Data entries
BEGIN

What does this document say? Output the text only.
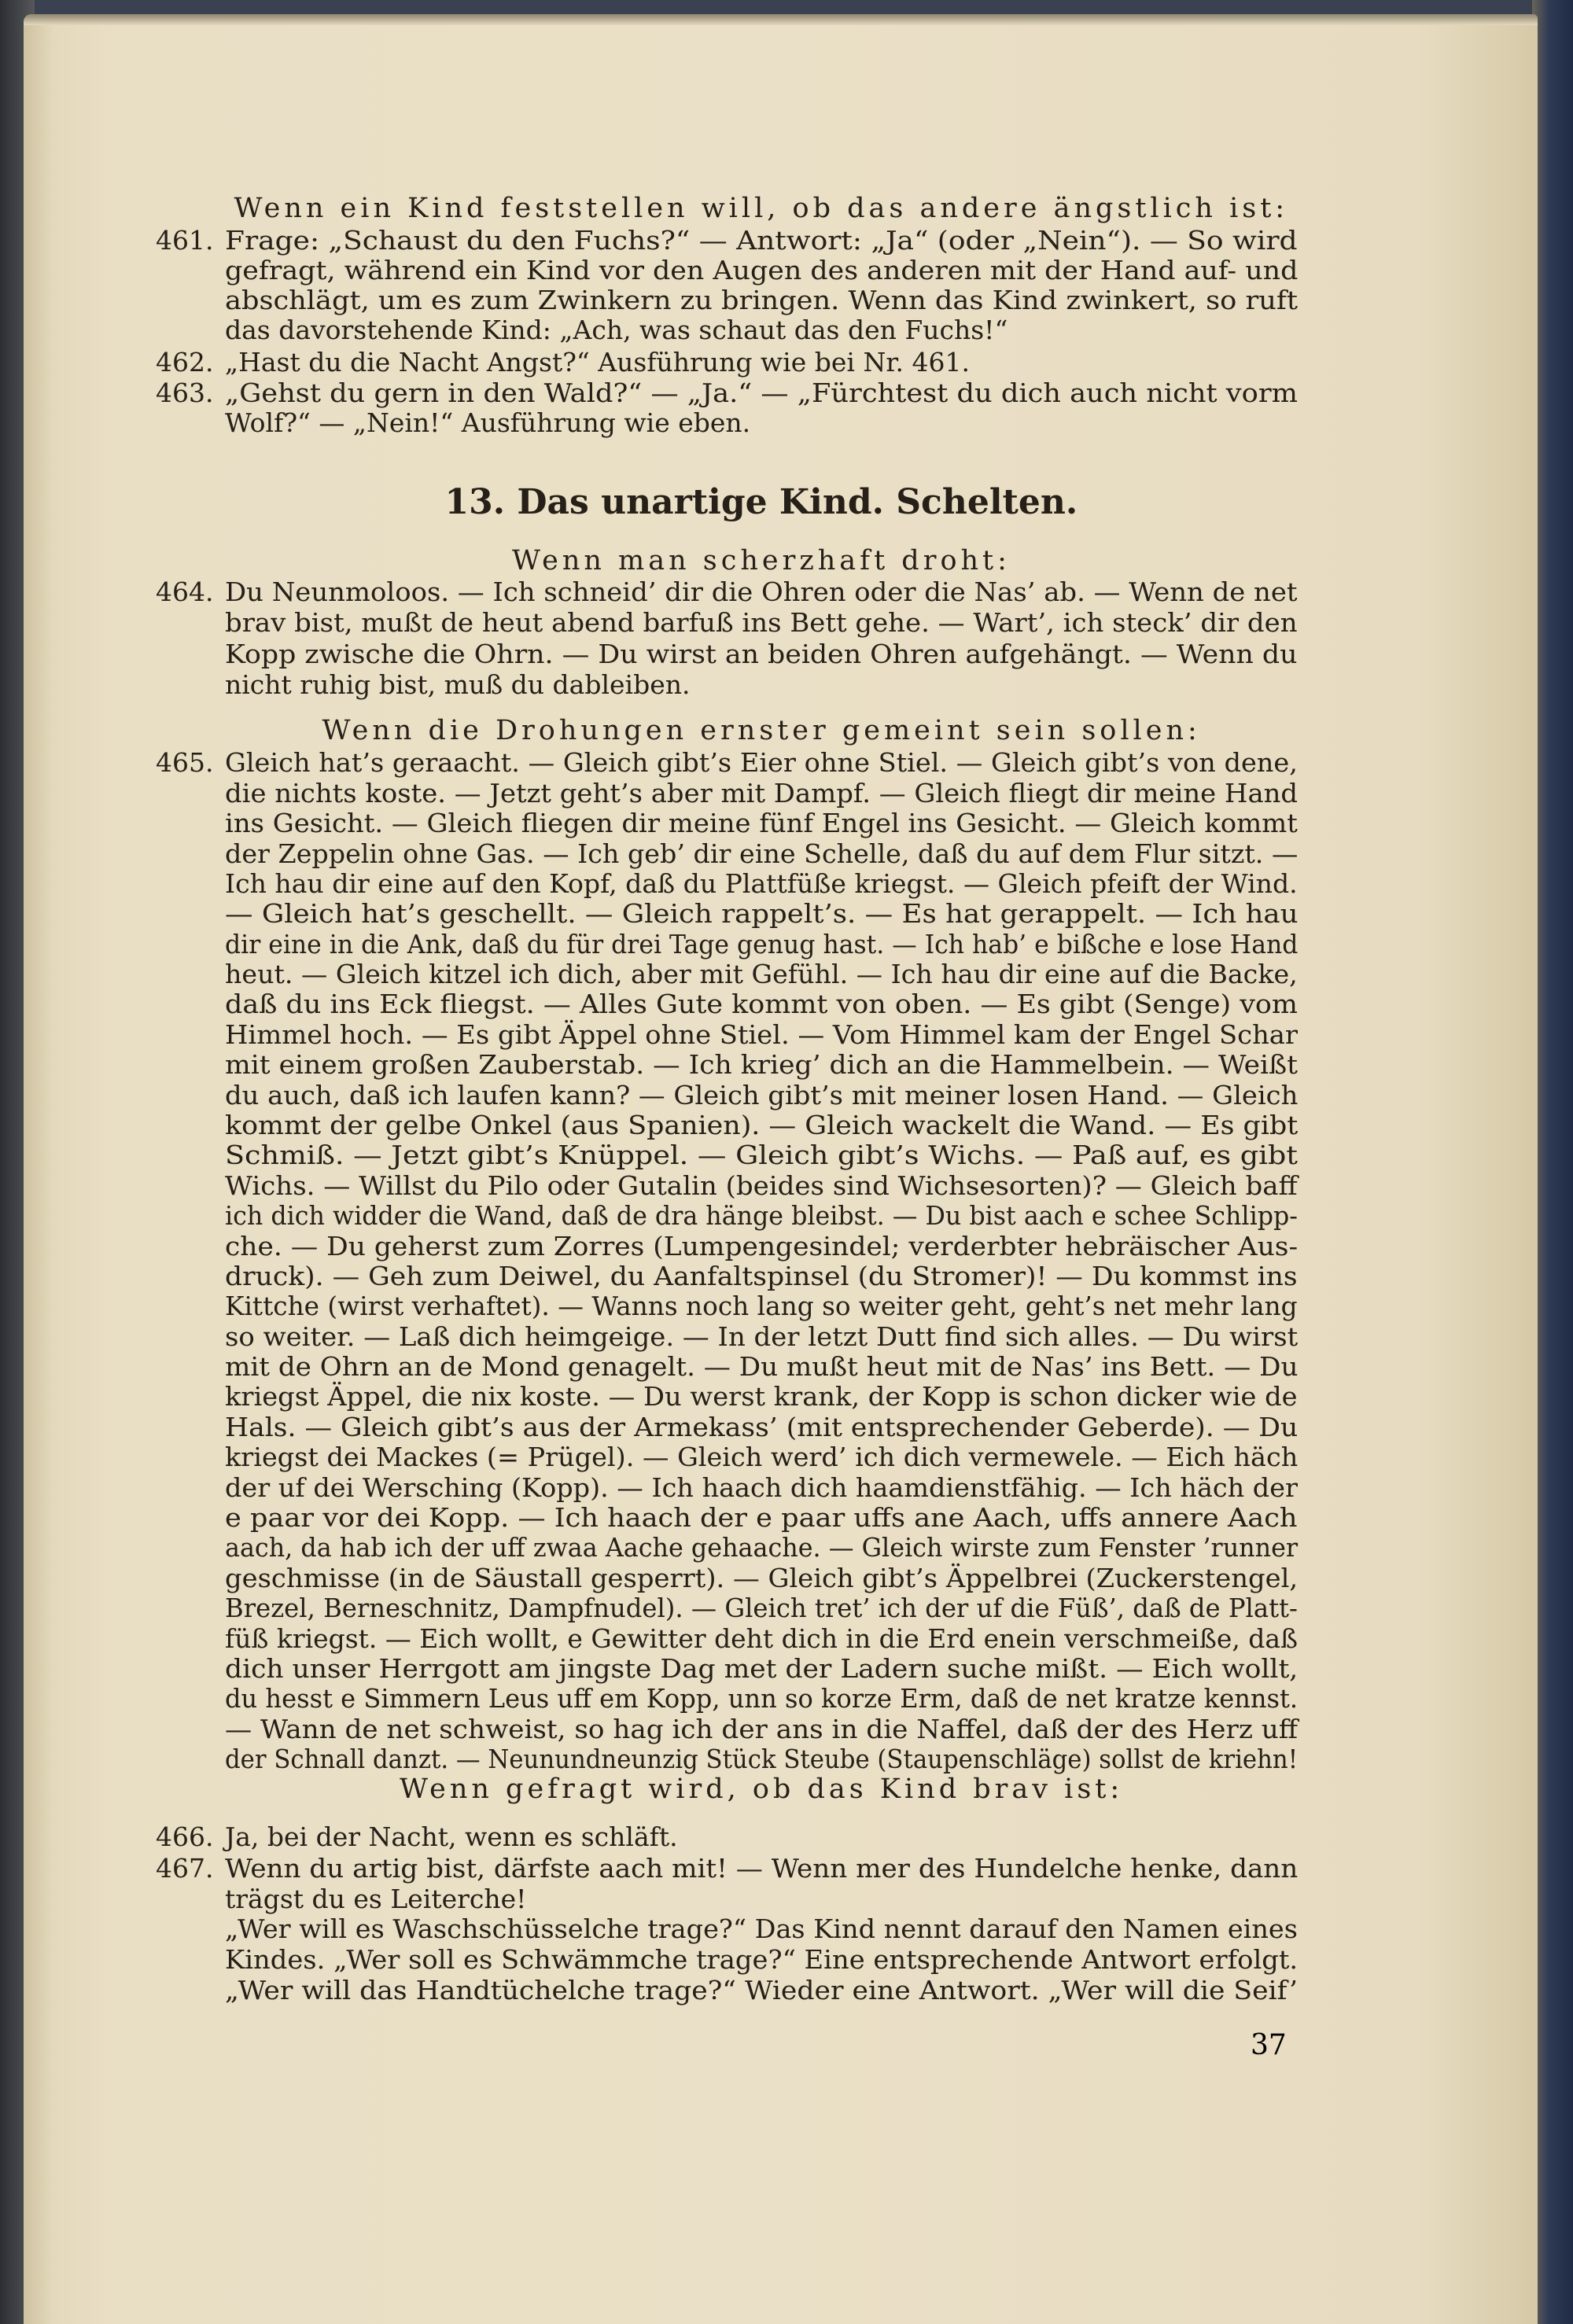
Wenn ein Kind feststellen will, ob das andere ängstlich ist:

461. Frage: „Schaust du den Fuchs?“ — Antwort: „Ja“ (oder „Nein“). — So wird

gefragt, während ein Kind vor den Augen des anderen mit der Hand auf- und

abschlägt, um es zum Zwinkern zu bringen. Wenn das Kind zwinkert, so ruft

das davorstehende Kind: „Ach, was schaut das den Fuchs!“

462. „Hast du die Nacht Angst?“ Ausführung wie bei Nr. 461.

463. „Gehst du gern in den Wald?“ — „Ja.“ — „Fürchtest du dich auch nicht vorm

Wolf?“ — „Nein!“ Ausführung wie eben.

13. Das unartige Kind. Schelten.

Wenn man scherzhaft droht:

464. Du Neunmoloos. — Ich schneid’ dir die Ohren oder die Nas’ ab. — Wenn de net

brav bist, mußt de heut abend barfuß ins Bett gehe. — Wart’, ich steck’ dir den

Kopp zwische die Ohrn. — Du wirst an beiden Ohren aufgehängt. — Wenn du

nicht ruhig bist, muß du dableiben.

Wenn die Drohungen ernster gemeint sein sollen:

465. Gleich hat’s geraacht. — Gleich gibt’s Eier ohne Stiel. — Gleich gibt’s von dene,

die nichts koste. — Jetzt geht’s aber mit Dampf. — Gleich fliegt dir meine Hand

ins Gesicht. — Gleich fliegen dir meine fünf Engel ins Gesicht. — Gleich kommt

der Zeppelin ohne Gas. — Ich geb’ dir eine Schelle, daß du auf dem Flur sitzt. —

Ich hau dir eine auf den Kopf, daß du Plattfüße kriegst. — Gleich pfeift der Wind.

— Gleich hat’s geschellt. — Gleich rappelt’s. — Es hat gerappelt. — Ich hau

dir eine in die Ank, daß du für drei Tage genug hast. — Ich hab’ e bißche e lose Hand

heut. — Gleich kitzel ich dich, aber mit Gefühl. — Ich hau dir eine auf die Backe,

daß du ins Eck fliegst. — Alles Gute kommt von oben. — Es gibt (Senge) vom

Himmel hoch. — Es gibt Äppel ohne Stiel. — Vom Himmel kam der Engel Schar

mit einem großen Zauberstab. — Ich krieg’ dich an die Hammelbein. — Weißt

du auch, daß ich laufen kann? — Gleich gibt’s mit meiner losen Hand. — Gleich

kommt der gelbe Onkel (aus Spanien). — Gleich wackelt die Wand. — Es gibt

Schmiß. — Jetzt gibt’s Knüppel. — Gleich gibt’s Wichs. — Paß auf, es gibt

Wichs. — Willst du Pilo oder Gutalin (beides sind Wichsesorten)? — Gleich baff

ich dich widder die Wand, daß de dra hänge bleibst. — Du bist aach e schee Schlipp-

che. — Du geherst zum Zorres (Lumpengesindel; verderbter hebräischer Aus-

druck). — Geh zum Deiwel, du Aanfaltspinsel (du Stromer)! — Du kommst ins

Kittche (wirst verhaftet). — Wanns noch lang so weiter geht, geht’s net mehr lang

so weiter. — Laß dich heimgeige. — In der letzt Dutt find sich alles. — Du wirst

mit de Ohrn an de Mond genagelt. — Du mußt heut mit de Nas’ ins Bett. — Du

kriegst Äppel, die nix koste. — Du werst krank, der Kopp is schon dicker wie de

Hals. — Gleich gibt’s aus der Armekass’ (mit entsprechender Geberde). — Du

kriegst dei Mackes (= Prügel). — Gleich werd’ ich dich vermewele. — Eich häch

der uf dei Wersching (Kopp). — Ich haach dich haamdienstfähig. — Ich häch der

e paar vor dei Kopp. — Ich haach der e paar uffs ane Aach, uffs annere Aach

aach, da hab ich der uff zwaa Aache gehaache. — Gleich wirste zum Fenster ’runner

geschmisse (in de Säustall gesperrt). — Gleich gibt’s Äppelbrei (Zuckerstengel,

Brezel, Berneschnitz, Dampfnudel). — Gleich tret’ ich der uf die Füß’, daß de Platt-

füß kriegst. — Eich wollt, e Gewitter deht dich in die Erd enein verschmeiße, daß

dich unser Herrgott am jingste Dag met der Ladern suche mißt. — Eich wollt,

du hesst e Simmern Leus uff em Kopp, unn so korze Erm, daß de net kratze kennst.

— Wann de net schweist, so hag ich der ans in die Naffel, daß der des Herz uff

der Schnall danzt. — Neunundneunzig Stück Steube (Staupenschläge) sollst de kriehn!

Wenn gefragt wird, ob das Kind brav ist:

466. Ja, bei der Nacht, wenn es schläft.

467. Wenn du artig bist, därfste aach mit! — Wenn mer des Hundelche henke, dann

trägst du es Leiterche!

„Wer will es Waschschüsselche trage?“ Das Kind nennt darauf den Namen eines

Kindes. „Wer soll es Schwämmche trage?“ Eine entsprechende Antwort erfolgt.

„Wer will das Handtüchelche trage?“ Wieder eine Antwort. „Wer will die Seif’

37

END

* **WORK TO BE COMPLETED**
Which lines of the data above contain "Nacht"? Copy each one.

* **SOLUTION**
462. „Hast du die Nacht Angst?“ Ausführung wie bei Nr. 461.
466. Ja, bei der Nacht, wenn es schläft.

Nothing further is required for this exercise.